## start Data lines
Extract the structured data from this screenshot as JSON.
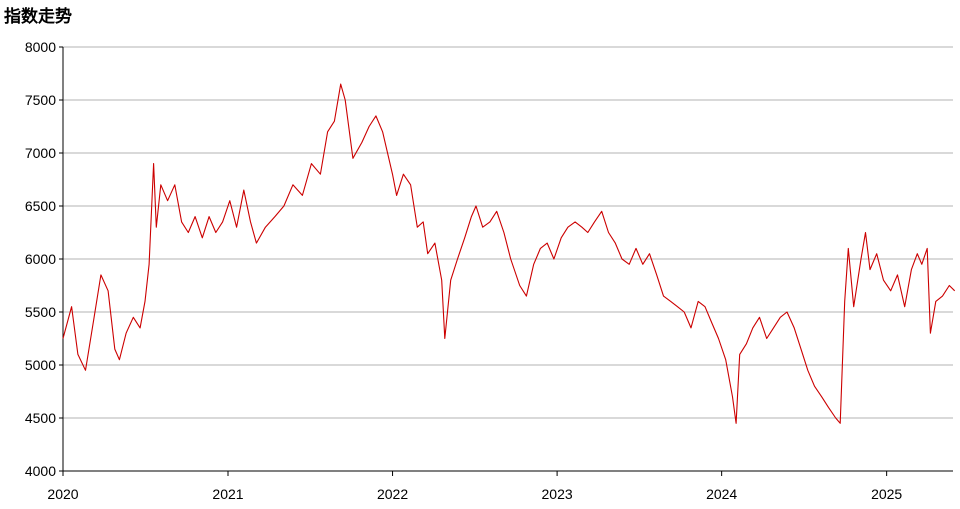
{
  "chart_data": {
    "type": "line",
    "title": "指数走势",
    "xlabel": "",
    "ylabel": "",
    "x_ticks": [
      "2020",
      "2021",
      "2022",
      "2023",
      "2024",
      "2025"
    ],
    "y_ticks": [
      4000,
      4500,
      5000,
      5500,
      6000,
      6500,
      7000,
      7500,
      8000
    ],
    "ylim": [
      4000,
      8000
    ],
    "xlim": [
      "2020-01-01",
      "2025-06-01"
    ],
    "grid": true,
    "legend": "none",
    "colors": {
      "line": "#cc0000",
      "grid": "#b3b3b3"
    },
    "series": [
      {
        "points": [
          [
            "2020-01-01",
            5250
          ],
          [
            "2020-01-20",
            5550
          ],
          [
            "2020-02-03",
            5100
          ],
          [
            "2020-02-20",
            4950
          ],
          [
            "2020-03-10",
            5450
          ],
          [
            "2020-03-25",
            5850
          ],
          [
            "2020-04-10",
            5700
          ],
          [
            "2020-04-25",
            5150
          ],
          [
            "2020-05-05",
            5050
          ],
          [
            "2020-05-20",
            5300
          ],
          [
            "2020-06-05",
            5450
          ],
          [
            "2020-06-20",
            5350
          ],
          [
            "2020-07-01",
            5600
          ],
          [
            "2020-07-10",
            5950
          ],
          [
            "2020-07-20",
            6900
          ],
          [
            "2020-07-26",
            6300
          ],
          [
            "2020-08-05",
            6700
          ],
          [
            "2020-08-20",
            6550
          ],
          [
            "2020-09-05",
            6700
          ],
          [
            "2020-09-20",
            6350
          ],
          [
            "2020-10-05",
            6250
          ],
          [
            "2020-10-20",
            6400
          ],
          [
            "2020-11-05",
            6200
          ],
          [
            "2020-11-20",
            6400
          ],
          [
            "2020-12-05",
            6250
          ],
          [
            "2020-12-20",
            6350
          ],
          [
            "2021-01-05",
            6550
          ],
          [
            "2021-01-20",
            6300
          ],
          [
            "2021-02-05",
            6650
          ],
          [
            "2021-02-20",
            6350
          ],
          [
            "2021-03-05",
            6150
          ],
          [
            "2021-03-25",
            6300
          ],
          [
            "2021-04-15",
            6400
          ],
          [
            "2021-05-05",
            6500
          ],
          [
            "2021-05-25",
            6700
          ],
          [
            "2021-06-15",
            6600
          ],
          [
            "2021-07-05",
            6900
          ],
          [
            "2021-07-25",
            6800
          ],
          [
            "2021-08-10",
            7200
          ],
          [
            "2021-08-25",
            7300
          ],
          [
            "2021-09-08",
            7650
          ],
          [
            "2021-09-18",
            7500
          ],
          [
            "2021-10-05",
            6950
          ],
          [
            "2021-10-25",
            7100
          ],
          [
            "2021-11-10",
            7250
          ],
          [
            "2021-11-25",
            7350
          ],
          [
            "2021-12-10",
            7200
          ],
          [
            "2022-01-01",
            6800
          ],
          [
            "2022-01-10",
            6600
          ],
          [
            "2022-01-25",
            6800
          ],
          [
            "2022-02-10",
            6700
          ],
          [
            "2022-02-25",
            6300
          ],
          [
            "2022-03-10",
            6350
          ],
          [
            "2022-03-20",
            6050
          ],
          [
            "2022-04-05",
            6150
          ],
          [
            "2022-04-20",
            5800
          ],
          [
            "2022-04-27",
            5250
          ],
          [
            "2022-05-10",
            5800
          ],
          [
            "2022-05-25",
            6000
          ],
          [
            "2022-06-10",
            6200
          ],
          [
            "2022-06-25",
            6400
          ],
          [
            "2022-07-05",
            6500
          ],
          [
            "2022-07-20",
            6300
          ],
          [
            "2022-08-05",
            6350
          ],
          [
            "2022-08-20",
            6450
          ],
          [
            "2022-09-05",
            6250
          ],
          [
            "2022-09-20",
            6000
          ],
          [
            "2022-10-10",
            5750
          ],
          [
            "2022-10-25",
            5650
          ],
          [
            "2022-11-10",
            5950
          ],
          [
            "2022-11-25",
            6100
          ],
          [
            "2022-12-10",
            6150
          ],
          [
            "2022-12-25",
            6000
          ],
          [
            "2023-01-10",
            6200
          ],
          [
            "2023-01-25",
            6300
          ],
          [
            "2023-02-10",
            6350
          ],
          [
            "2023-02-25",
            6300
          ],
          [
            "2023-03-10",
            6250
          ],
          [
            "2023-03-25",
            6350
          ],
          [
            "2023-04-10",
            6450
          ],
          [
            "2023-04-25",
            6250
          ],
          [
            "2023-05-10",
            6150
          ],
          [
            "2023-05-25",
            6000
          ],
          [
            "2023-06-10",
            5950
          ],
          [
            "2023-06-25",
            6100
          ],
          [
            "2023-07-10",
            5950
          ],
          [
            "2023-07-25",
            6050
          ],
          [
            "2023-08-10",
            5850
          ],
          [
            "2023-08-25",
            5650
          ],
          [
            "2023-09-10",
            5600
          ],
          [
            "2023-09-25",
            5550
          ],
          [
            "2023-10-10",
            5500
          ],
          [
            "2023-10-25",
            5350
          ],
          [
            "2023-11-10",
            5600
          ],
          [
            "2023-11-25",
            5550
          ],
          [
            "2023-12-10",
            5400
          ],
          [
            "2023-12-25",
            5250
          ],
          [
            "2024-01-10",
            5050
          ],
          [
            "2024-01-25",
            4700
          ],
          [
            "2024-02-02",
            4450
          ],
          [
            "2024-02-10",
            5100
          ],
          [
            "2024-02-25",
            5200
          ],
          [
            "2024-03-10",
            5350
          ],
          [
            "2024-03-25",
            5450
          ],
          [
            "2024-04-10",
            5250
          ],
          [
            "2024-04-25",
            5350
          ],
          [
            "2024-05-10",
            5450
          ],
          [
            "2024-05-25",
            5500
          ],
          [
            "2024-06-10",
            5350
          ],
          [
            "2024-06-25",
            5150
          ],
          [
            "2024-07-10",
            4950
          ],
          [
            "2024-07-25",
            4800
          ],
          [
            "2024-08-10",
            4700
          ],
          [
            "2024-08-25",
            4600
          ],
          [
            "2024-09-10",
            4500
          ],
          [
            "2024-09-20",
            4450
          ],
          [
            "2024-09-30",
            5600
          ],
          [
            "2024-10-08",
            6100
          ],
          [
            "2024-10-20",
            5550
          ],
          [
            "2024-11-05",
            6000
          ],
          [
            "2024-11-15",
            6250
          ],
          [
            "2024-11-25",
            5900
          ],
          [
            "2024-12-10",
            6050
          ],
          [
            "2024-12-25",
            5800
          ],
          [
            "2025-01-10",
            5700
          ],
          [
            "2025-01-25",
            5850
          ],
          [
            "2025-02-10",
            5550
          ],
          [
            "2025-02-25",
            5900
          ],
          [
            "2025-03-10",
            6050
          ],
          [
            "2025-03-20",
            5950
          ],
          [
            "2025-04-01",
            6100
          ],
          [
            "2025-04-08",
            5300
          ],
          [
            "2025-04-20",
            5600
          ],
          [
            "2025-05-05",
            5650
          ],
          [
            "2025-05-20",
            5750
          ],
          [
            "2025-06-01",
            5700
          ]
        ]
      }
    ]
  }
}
## end Data lines
All of the data needs repeating exactly, but the pictures do not.

Extract the structured data from this screenshot as JSON.
{
  "chart_data": {
    "type": "line",
    "title": "指数走势",
    "xlabel": "",
    "ylabel": "",
    "x_ticks": [
      "2020",
      "2021",
      "2022",
      "2023",
      "2024",
      "2025"
    ],
    "y_ticks": [
      4000,
      4500,
      5000,
      5500,
      6000,
      6500,
      7000,
      7500,
      8000
    ],
    "ylim": [
      4000,
      8000
    ],
    "xlim": [
      "2020-01-01",
      "2025-06-01"
    ],
    "grid": true,
    "legend": "none",
    "colors": {
      "line": "#cc0000",
      "grid": "#b3b3b3"
    },
    "series": [
      {
        "points": [
          [
            "2020-01-01",
            5250
          ],
          [
            "2020-01-20",
            5550
          ],
          [
            "2020-02-03",
            5100
          ],
          [
            "2020-02-20",
            4950
          ],
          [
            "2020-03-10",
            5450
          ],
          [
            "2020-03-25",
            5850
          ],
          [
            "2020-04-10",
            5700
          ],
          [
            "2020-04-25",
            5150
          ],
          [
            "2020-05-05",
            5050
          ],
          [
            "2020-05-20",
            5300
          ],
          [
            "2020-06-05",
            5450
          ],
          [
            "2020-06-20",
            5350
          ],
          [
            "2020-07-01",
            5600
          ],
          [
            "2020-07-10",
            5950
          ],
          [
            "2020-07-20",
            6900
          ],
          [
            "2020-07-26",
            6300
          ],
          [
            "2020-08-05",
            6700
          ],
          [
            "2020-08-20",
            6550
          ],
          [
            "2020-09-05",
            6700
          ],
          [
            "2020-09-20",
            6350
          ],
          [
            "2020-10-05",
            6250
          ],
          [
            "2020-10-20",
            6400
          ],
          [
            "2020-11-05",
            6200
          ],
          [
            "2020-11-20",
            6400
          ],
          [
            "2020-12-05",
            6250
          ],
          [
            "2020-12-20",
            6350
          ],
          [
            "2021-01-05",
            6550
          ],
          [
            "2021-01-20",
            6300
          ],
          [
            "2021-02-05",
            6650
          ],
          [
            "2021-02-20",
            6350
          ],
          [
            "2021-03-05",
            6150
          ],
          [
            "2021-03-25",
            6300
          ],
          [
            "2021-04-15",
            6400
          ],
          [
            "2021-05-05",
            6500
          ],
          [
            "2021-05-25",
            6700
          ],
          [
            "2021-06-15",
            6600
          ],
          [
            "2021-07-05",
            6900
          ],
          [
            "2021-07-25",
            6800
          ],
          [
            "2021-08-10",
            7200
          ],
          [
            "2021-08-25",
            7300
          ],
          [
            "2021-09-08",
            7650
          ],
          [
            "2021-09-18",
            7500
          ],
          [
            "2021-10-05",
            6950
          ],
          [
            "2021-10-25",
            7100
          ],
          [
            "2021-11-10",
            7250
          ],
          [
            "2021-11-25",
            7350
          ],
          [
            "2021-12-10",
            7200
          ],
          [
            "2022-01-01",
            6800
          ],
          [
            "2022-01-10",
            6600
          ],
          [
            "2022-01-25",
            6800
          ],
          [
            "2022-02-10",
            6700
          ],
          [
            "2022-02-25",
            6300
          ],
          [
            "2022-03-10",
            6350
          ],
          [
            "2022-03-20",
            6050
          ],
          [
            "2022-04-05",
            6150
          ],
          [
            "2022-04-20",
            5800
          ],
          [
            "2022-04-27",
            5250
          ],
          [
            "2022-05-10",
            5800
          ],
          [
            "2022-05-25",
            6000
          ],
          [
            "2022-06-10",
            6200
          ],
          [
            "2022-06-25",
            6400
          ],
          [
            "2022-07-05",
            6500
          ],
          [
            "2022-07-20",
            6300
          ],
          [
            "2022-08-05",
            6350
          ],
          [
            "2022-08-20",
            6450
          ],
          [
            "2022-09-05",
            6250
          ],
          [
            "2022-09-20",
            6000
          ],
          [
            "2022-10-10",
            5750
          ],
          [
            "2022-10-25",
            5650
          ],
          [
            "2022-11-10",
            5950
          ],
          [
            "2022-11-25",
            6100
          ],
          [
            "2022-12-10",
            6150
          ],
          [
            "2022-12-25",
            6000
          ],
          [
            "2023-01-10",
            6200
          ],
          [
            "2023-01-25",
            6300
          ],
          [
            "2023-02-10",
            6350
          ],
          [
            "2023-02-25",
            6300
          ],
          [
            "2023-03-10",
            6250
          ],
          [
            "2023-03-25",
            6350
          ],
          [
            "2023-04-10",
            6450
          ],
          [
            "2023-04-25",
            6250
          ],
          [
            "2023-05-10",
            6150
          ],
          [
            "2023-05-25",
            6000
          ],
          [
            "2023-06-10",
            5950
          ],
          [
            "2023-06-25",
            6100
          ],
          [
            "2023-07-10",
            5950
          ],
          [
            "2023-07-25",
            6050
          ],
          [
            "2023-08-10",
            5850
          ],
          [
            "2023-08-25",
            5650
          ],
          [
            "2023-09-10",
            5600
          ],
          [
            "2023-09-25",
            5550
          ],
          [
            "2023-10-10",
            5500
          ],
          [
            "2023-10-25",
            5350
          ],
          [
            "2023-11-10",
            5600
          ],
          [
            "2023-11-25",
            5550
          ],
          [
            "2023-12-10",
            5400
          ],
          [
            "2023-12-25",
            5250
          ],
          [
            "2024-01-10",
            5050
          ],
          [
            "2024-01-25",
            4700
          ],
          [
            "2024-02-02",
            4450
          ],
          [
            "2024-02-10",
            5100
          ],
          [
            "2024-02-25",
            5200
          ],
          [
            "2024-03-10",
            5350
          ],
          [
            "2024-03-25",
            5450
          ],
          [
            "2024-04-10",
            5250
          ],
          [
            "2024-04-25",
            5350
          ],
          [
            "2024-05-10",
            5450
          ],
          [
            "2024-05-25",
            5500
          ],
          [
            "2024-06-10",
            5350
          ],
          [
            "2024-06-25",
            5150
          ],
          [
            "2024-07-10",
            4950
          ],
          [
            "2024-07-25",
            4800
          ],
          [
            "2024-08-10",
            4700
          ],
          [
            "2024-08-25",
            4600
          ],
          [
            "2024-09-10",
            4500
          ],
          [
            "2024-09-20",
            4450
          ],
          [
            "2024-09-30",
            5600
          ],
          [
            "2024-10-08",
            6100
          ],
          [
            "2024-10-20",
            5550
          ],
          [
            "2024-11-05",
            6000
          ],
          [
            "2024-11-15",
            6250
          ],
          [
            "2024-11-25",
            5900
          ],
          [
            "2024-12-10",
            6050
          ],
          [
            "2024-12-25",
            5800
          ],
          [
            "2025-01-10",
            5700
          ],
          [
            "2025-01-25",
            5850
          ],
          [
            "2025-02-10",
            5550
          ],
          [
            "2025-02-25",
            5900
          ],
          [
            "2025-03-10",
            6050
          ],
          [
            "2025-03-20",
            5950
          ],
          [
            "2025-04-01",
            6100
          ],
          [
            "2025-04-08",
            5300
          ],
          [
            "2025-04-20",
            5600
          ],
          [
            "2025-05-05",
            5650
          ],
          [
            "2025-05-20",
            5750
          ],
          [
            "2025-06-01",
            5700
          ]
        ]
      }
    ]
  }
}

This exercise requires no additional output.